> Aim of the task:
From the records below, pull each line that has "work".

> Collected data:
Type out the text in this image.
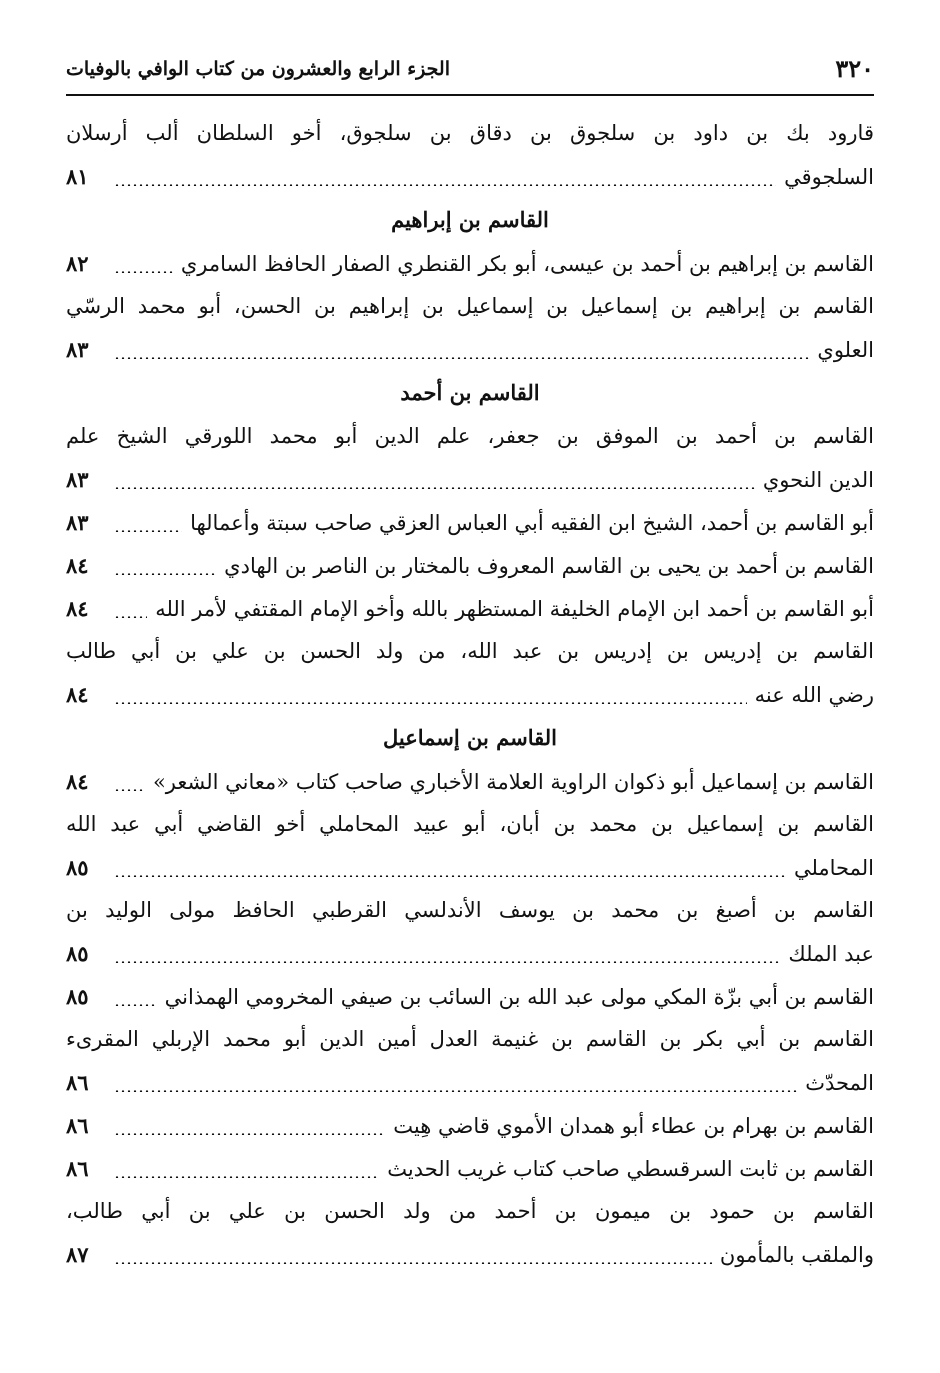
٣٢٠
الجزء الرابع والعشرون من كتاب الوافي بالوفيات
قارود بك بن داود بن سلجوق بن دقاق بن سلجوق، أخو السلطان ألب أرسلان
السلجوقي
٨١
القاسم بن إبراهيم
القاسم بن إبراهيم بن أحمد بن عيسى، أبو بكر القنطري الصفار الحافظ السامري
٨٢
القاسم بن إبراهيم بن إسماعيل بن إسماعيل بن إبراهيم بن الحسن، أبو محمد الرسّي
العلوي
٨٣
القاسم بن أحمد
القاسم بن أحمد بن الموفق بن جعفر، علم الدين أبو محمد اللورقي الشيخ علم
الدين النحوي
٨٣
أبو القاسم بن أحمد، الشيخ ابن الفقيه أبي العباس العزقي صاحب سبتة وأعمالها
٨٣
القاسم بن أحمد بن يحيى بن القاسم المعروف بالمختار بن الناصر بن الهادي
٨٤
أبو القاسم بن أحمد ابن الإمام الخليفة المستظهر بالله وأخو الإمام المقتفي لأمر الله
٨٤
القاسم بن إدريس بن إدريس بن عبد الله، من ولد الحسن بن علي بن أبي طالب
رضي الله عنه
٨٤
القاسم بن إسماعيل
القاسم بن إسماعيل أبو ذكوان الراوية العلامة الأخباري صاحب كتاب «معاني الشعر»
٨٤
القاسم بن إسماعيل بن محمد بن أبان، أبو عبيد المحاملي أخو القاضي أبي عبد الله
المحاملي
٨٥
القاسم بن أصبغ بن محمد بن يوسف الأندلسي القرطبي الحافظ مولى الوليد بن
عبد الملك
٨٥
القاسم بن أبي بزّة المكي مولى عبد الله بن السائب بن صيفي المخرومي الهمذاني
٨٥
القاسم بن أبي بكر بن القاسم بن غنيمة العدل أمين الدين أبو محمد الإربلي المقرىء
المحدّث
٨٦
القاسم بن بهرام بن عطاء أبو همدان الأموي قاضي هِيت
٨٦
القاسم بن ثابت السرقسطي صاحب كتاب غريب الحديث
٨٦
القاسم بن حمود بن ميمون بن أحمد من ولد الحسن بن علي بن أبي طالب،
والملقب بالمأمون
٨٧
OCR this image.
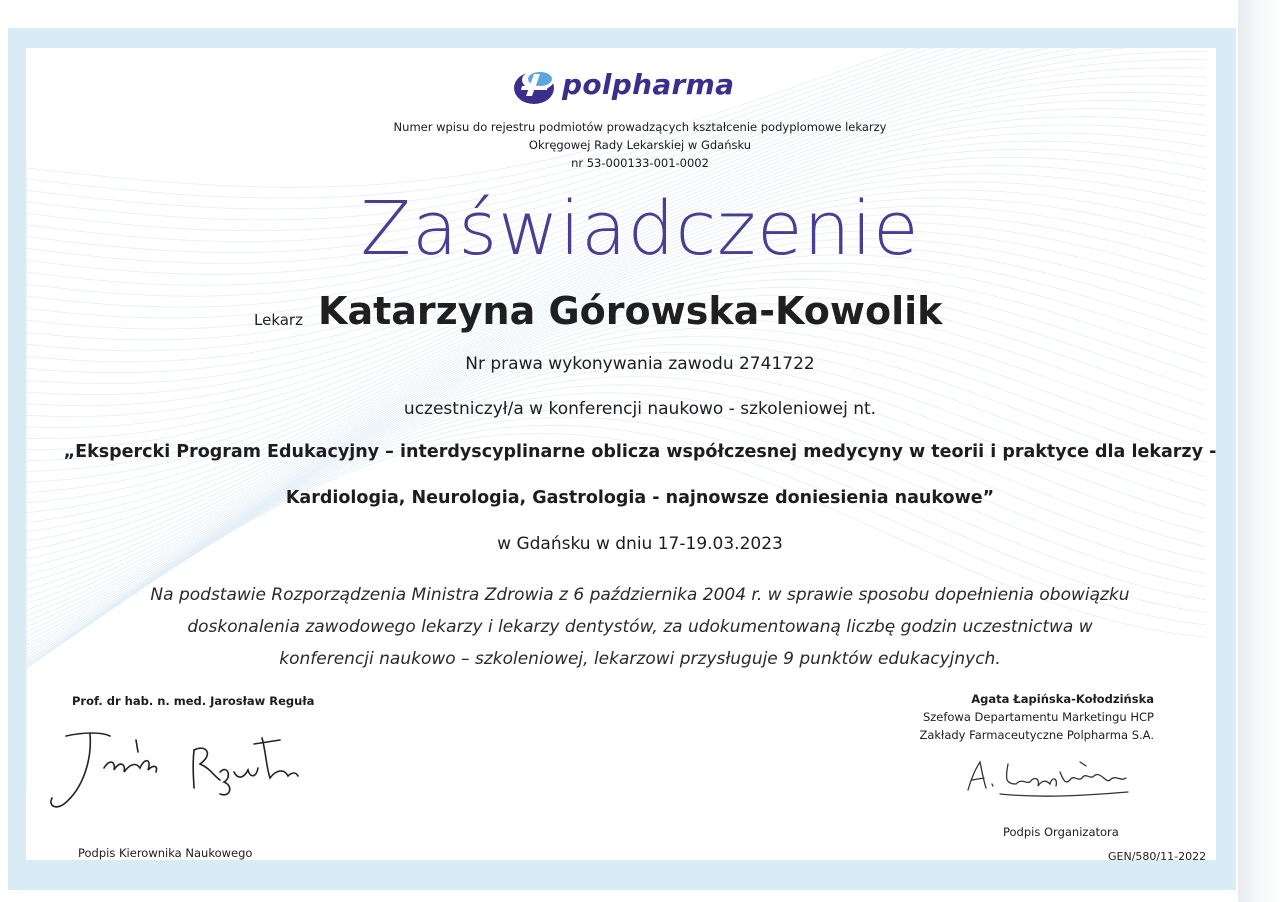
polpharma
Numer wpisu do rejestru podmiotów prowadzących kształcenie podyplomowe lekarzy
Okręgowej Rady Lekarskiej w Gdańsku
nr 53-000133-001-0002
Zaświadczenie
Lekarz Katarzyna Górowska-Kowolik
Nr prawa wykonywania zawodu 2741722
uczestniczył/a w konferencji naukowo - szkoleniowej nt.
„Ekspercki Program Edukacyjny – interdyscyplinarne oblicza współczesnej medycyny w teorii i praktyce dla lekarzy -
Kardiologia, Neurologia, Gastrologia - najnowsze doniesienia naukowe”
w Gdańsku w dniu 17-19.03.2023
Na podstawie Rozporządzenia Ministra Zdrowia z 6 października 2004 r. w sprawie sposobu dopełnienia obowiązku
doskonalenia zawodowego lekarzy i lekarzy dentystów, za udokumentowaną liczbę godzin uczestnictwa w
konferencji naukowo – szkoleniowej, lekarzowi przysługuje 9 punktów edukacyjnych.
Prof. dr hab. n. med. Jarosław Reguła
Podpis Kierownika Naukowego
Agata Łapińska-Kołodzińska
Szefowa Departamentu Marketingu HCP
Zakłady Farmaceutyczne Polpharma S.A.
Podpis Organizatora
GEN/580/11-2022
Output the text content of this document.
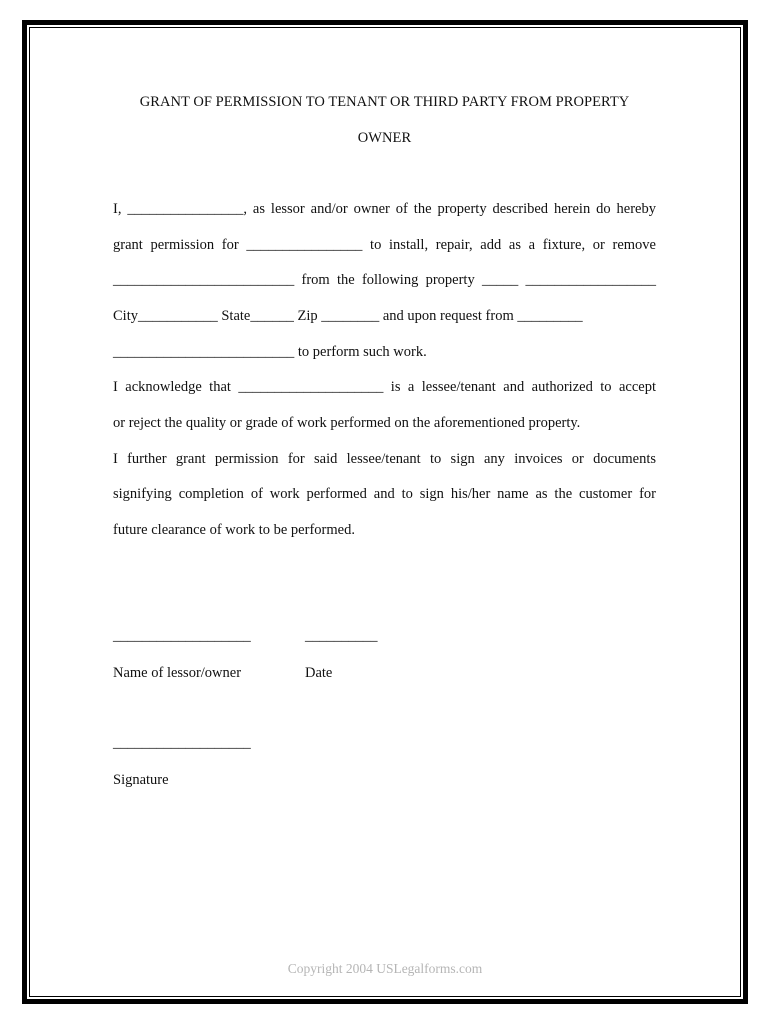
GRANT OF PERMISSION TO TENANT OR THIRD PARTY FROM PROPERTY
OWNER
I, ________________, as lessor and/or owner of the property described herein do hereby
grant permission for ________________ to install, repair, add as a fixture, or remove
_________________________ from the following property _____ __________________
City___________ State______ Zip ________ and upon request from _________
_________________________ to perform such work.
I acknowledge that ____________________ is a lessee/tenant and authorized to accept
or reject the quality or grade of work performed on the aforementioned property.
I further grant permission for said lessee/tenant to sign any invoices or documents
signifying completion of work performed and to sign his/her name as the customer for
future clearance of work to be performed.
___________________	__________
Name of lessor/owner	Date
___________________
Signature
Copyright 2004 USLegalforms.com
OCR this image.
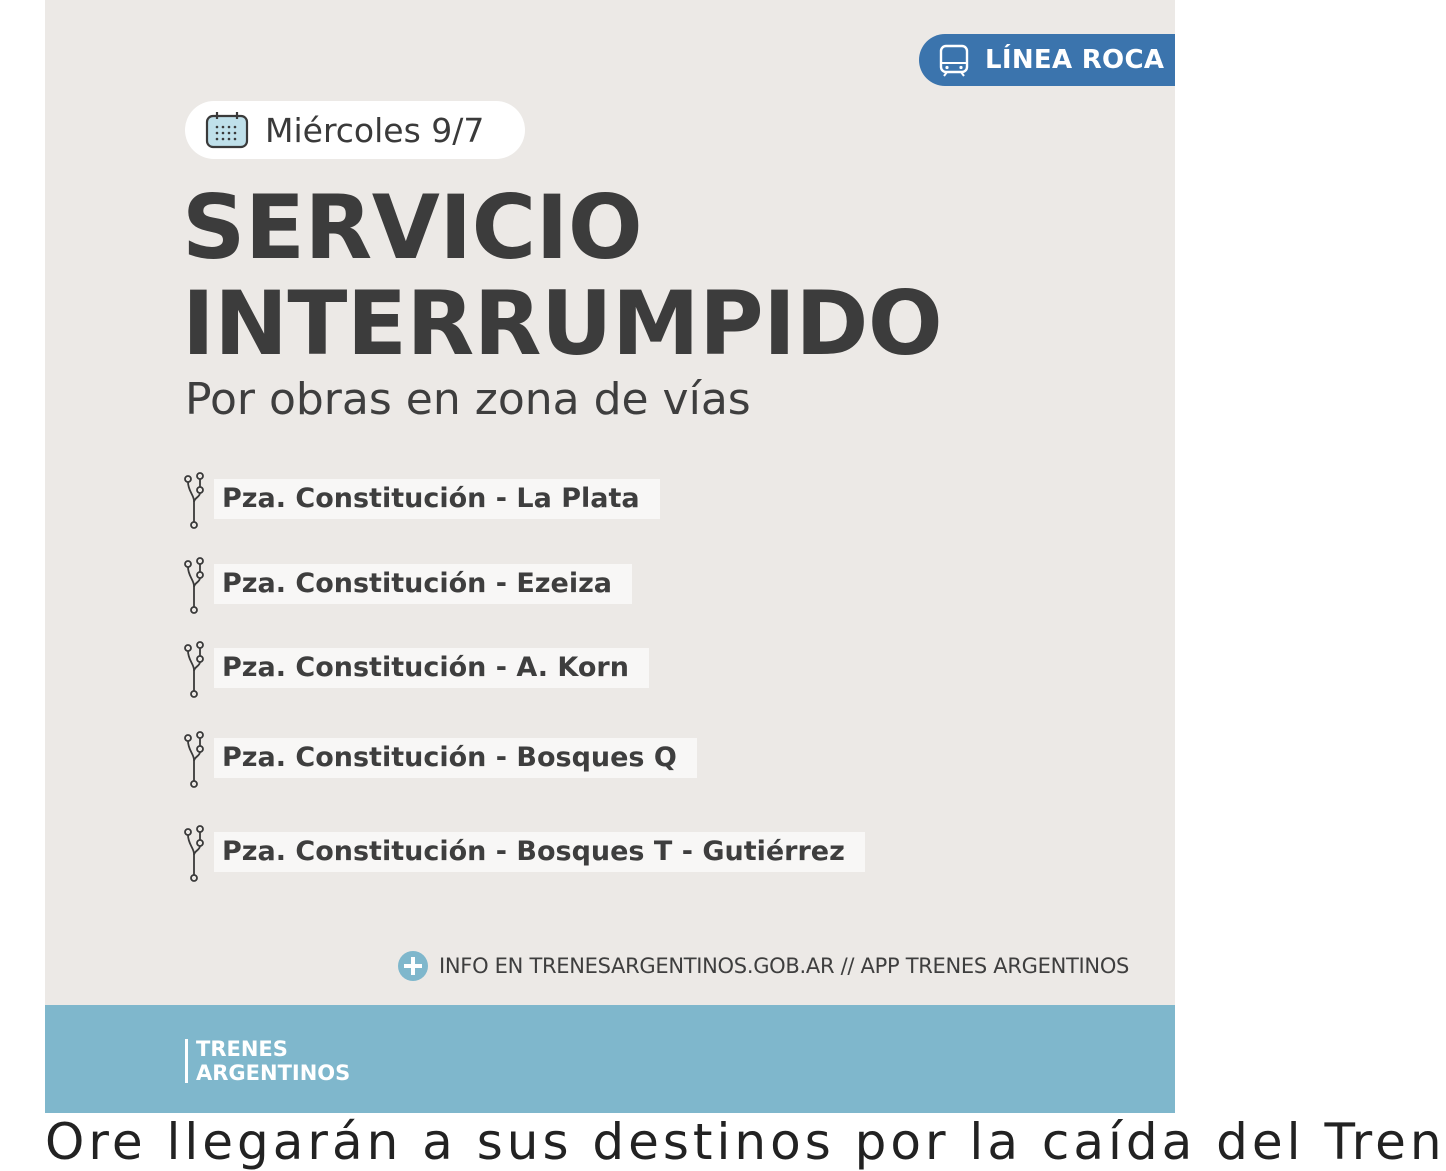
LÍNEA ROCA
Miércoles 9/7
SERVICIO
INTERRUMPIDO

Por obras en zona de vías

Pza. Constitución - La Plata
Pza. Constitución - Ezeiza
Pza. Constitución - A. Korn
Pza. Constitución - Bosques Q
Pza. Constitución - Bosques T - Gutiérrez
INFO EN TRENESARGENTINOS.GOB.AR // APP TRENES ARGENTINOS
TRENES
ARGENTINOS
Ore llegarán a sus destinos por la caída del Tren
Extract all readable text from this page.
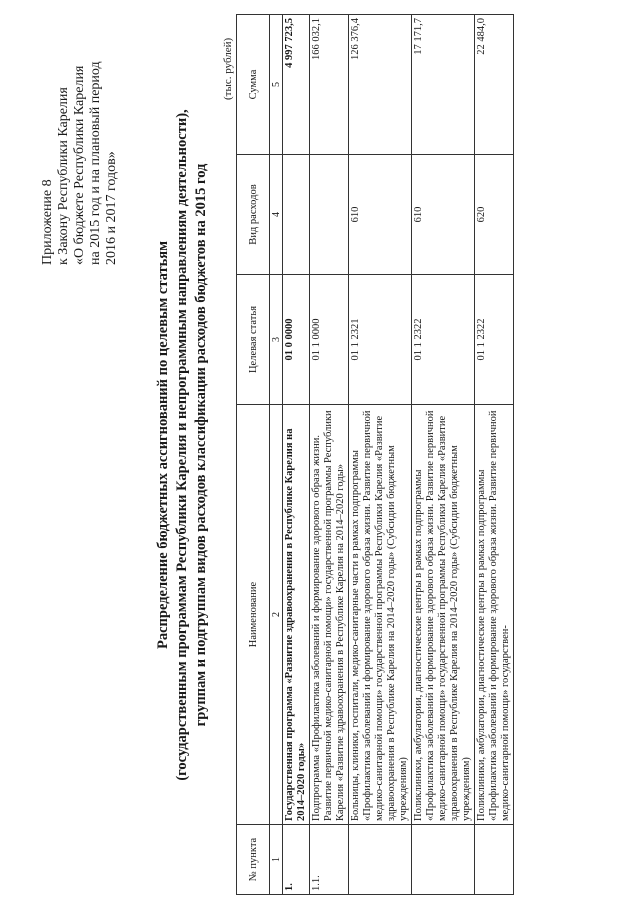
Приложение 8 к Закону Республики Карелия «О бюджете Республики Карелия на 2015 год и на плановый период 2016 и 2017 годов»
Распределение бюджетных ассигнований по целевым статьям (государственным программам Республики Карелия и непрограммным направлениям деятельности), группам и подгруппам видов расходов классификации расходов бюджетов на 2015 год
(тыс. рублей)
№ пункта	Наименование	Целевая статья	Вид расходов	Сумма
1	2	3	4	5
1.	Государственная программа «Развитие здравоохранения в Республике Карелия на 2014–2020 годы»	01 0 0000		4 997 723,5
1.1.	Подпрограмма «Профилактика заболеваний и формирование здорового образа жизни. Развитие первичной медико-санитарной помощи» государственной программы Республики Карелия «Развитие здравоохранения в Республике Карелия на 2014–2020 годы»	01 1 0000		166 032,1
	Больницы, клиники, госпитали, медико-санитарные части в рамках подпрограммы «Профилактика заболеваний и формирование здорового образа жизни. Развитие первичной медико-санитарной помощи» государственной программы Республики Карелия «Развитие здравоохранения в Республике Карелия на 2014–2020 годы» (Субсидии бюджетным учреждениям)	01 1 2321	610	126 376,4
	Поликлиники, амбулатории, диагностические центры в рамках подпрограммы «Профилактика заболеваний и формирование здорового образа жизни. Развитие первичной медико-санитарной помощи» государственной программы Республики Карелия «Развитие здравоохранения в Республике Карелия на 2014–2020 годы» (Субсидии бюджетным учреждениям)	01 1 2322	610	17 171,7
	Поликлиники, амбулатории, диагностические центры в рамках подпрограммы «Профилактика заболеваний и формирование здорового образа жизни. Развитие первичной медико-санитарной помощи» государствен-	01 1 2322	620	22 484,0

> Finished answer:
_________________________ to perform such work.
or reject the quality or grade of work performed on the aforementioned property.
signifying completion of work performed and to sign his/her name as the customer for
future clearance of work to be performed.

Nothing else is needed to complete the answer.